## Problem statement
Reproduce the records below in full and word for word, excluding pictures.

>>>

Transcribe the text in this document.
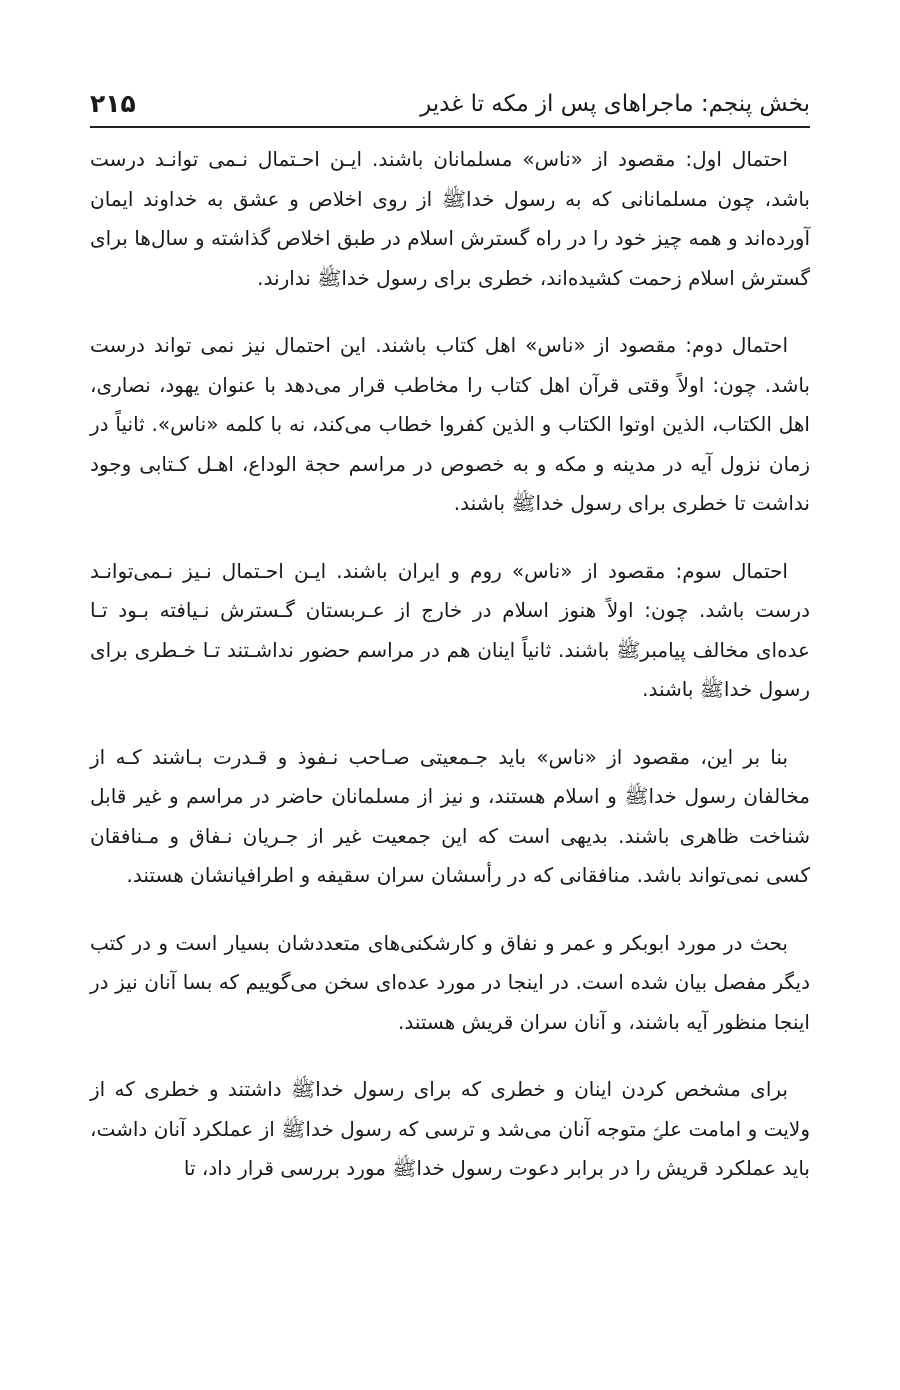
بخش پنجم: ماجراهای پس از مکه تا غدیر
۲۱۵

احتمال اول: مقصود از «ناس» مسلمانان باشند. ایـن احـتمال نـمی توانـد درست باشد، چون مسلمانانی که به رسول خداﷺ از روی اخلاص و عشق به خداوند ایمان آورده‌اند و همه چیز خود را در راه گسترش اسلام در طبق اخلاص گذاشته و سال‌ها برای گسترش اسلام زحمت کشیده‌اند، خطری برای رسول خداﷺ ندارند.

احتمال دوم: مقصود از «ناس» اهل کتاب باشند. این احتمال نیز نمی تواند درست باشد. چون: اولاً وقتی قرآن اهل کتاب را مخاطب قرار می‌دهد با عنوان یهود، نصاری، اهل الکتاب، الذین اوتوا الکتاب و الذین کفروا خطاب می‌کند، نه با کلمه «ناس». ثانیاً در زمان نزول آیه در مدینه و مکه و به خصوص در مراسم حجة الوداع، اهـل کـتابی وجود نداشت تا خطری برای رسول خداﷺ باشند.

احتمال سوم: مقصود از «ناس» روم و ایران باشند. ایـن احـتمال نـیز نـمی‌توانـد درست باشد. چون: اولاً هنوز اسلام در خارج از عـربستان گـسترش نـیافته بـود تـا عده‌ای مخالف پیامبرﷺ باشند. ثانیاً اینان هم در مراسم حضور نداشـتند تـا خـطری برای رسول خداﷺ باشند.

بنا بر این، مقصود از «ناس» باید جـمعیتی صـاحب نـفوذ و قـدرت بـاشند کـه از مخالفان رسول خداﷺ و اسلام هستند، و نیز از مسلمانان حاضر در مراسم و غیر قابل شناخت ظاهری باشند. بدیهی است که این جمعیت غیر از جـریان نـفاق و مـنافقان کسی نمی‌تواند باشد. منافقانی که در رأسشان سران سقیفه و اطرافیانشان هستند.

بحث در مورد ابوبکر و عمر و نفاق و کارشکنی‌های متعددشان بسیار است و در کتب دیگر مفصل بیان شده است. در اینجا در مورد عده‌ای سخن می‌گوییم که بسا آنان نیز در اینجا منظور آیه باشند، و آنان سران قریش هستند.

برای مشخص کردن اینان و خطری که برای رسول خداﷺ داشتند و خطری که از ولایت و امامت علیؑ متوجه آنان می‌شد و ترسی که رسول خداﷺ از عملکرد آنان داشت، باید عملکرد قریش را در برابر دعوت رسول خداﷺ مورد بررسی قرار داد، تا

<<<

## Final result
Transcribe the text in this document.
بخش پنجم: ماجراهای پس از مکه تا غدیر
۲۱۵

احتمال اول: مقصود از «ناس» مسلمانان باشند. ایـن احـتمال نـمی توانـد درست باشد، چون مسلمانانی که به رسول خداﷺ از روی اخلاص و عشق به خداوند ایمان آورده‌اند و همه چیز خود را در راه گسترش اسلام در طبق اخلاص گذاشته و سال‌ها برای گسترش اسلام زحمت کشیده‌اند، خطری برای رسول خداﷺ ندارند.

احتمال دوم: مقصود از «ناس» اهل کتاب باشند. این احتمال نیز نمی تواند درست باشد. چون: اولاً وقتی قرآن اهل کتاب را مخاطب قرار می‌دهد با عنوان یهود، نصاری، اهل الکتاب، الذین اوتوا الکتاب و الذین کفروا خطاب می‌کند، نه با کلمه «ناس». ثانیاً در زمان نزول آیه در مدینه و مکه و به خصوص در مراسم حجة الوداع، اهـل کـتابی وجود نداشت تا خطری برای رسول خداﷺ باشند.

احتمال سوم: مقصود از «ناس» روم و ایران باشند. ایـن احـتمال نـیز نـمی‌توانـد درست باشد. چون: اولاً هنوز اسلام در خارج از عـربستان گـسترش نـیافته بـود تـا عده‌ای مخالف پیامبرﷺ باشند. ثانیاً اینان هم در مراسم حضور نداشـتند تـا خـطری برای رسول خداﷺ باشند.

بنا بر این، مقصود از «ناس» باید جـمعیتی صـاحب نـفوذ و قـدرت بـاشند کـه از مخالفان رسول خداﷺ و اسلام هستند، و نیز از مسلمانان حاضر در مراسم و غیر قابل شناخت ظاهری باشند. بدیهی است که این جمعیت غیر از جـریان نـفاق و مـنافقان کسی نمی‌تواند باشد. منافقانی که در رأسشان سران سقیفه و اطرافیانشان هستند.

بحث در مورد ابوبکر و عمر و نفاق و کارشکنی‌های متعددشان بسیار است و در کتب دیگر مفصل بیان شده است. در اینجا در مورد عده‌ای سخن می‌گوییم که بسا آنان نیز در اینجا منظور آیه باشند، و آنان سران قریش هستند.

برای مشخص کردن اینان و خطری که برای رسول خداﷺ داشتند و خطری که از ولایت و امامت علیؑ متوجه آنان می‌شد و ترسی که رسول خداﷺ از عملکرد آنان داشت، باید عملکرد قریش را در برابر دعوت رسول خداﷺ مورد بررسی قرار داد، تا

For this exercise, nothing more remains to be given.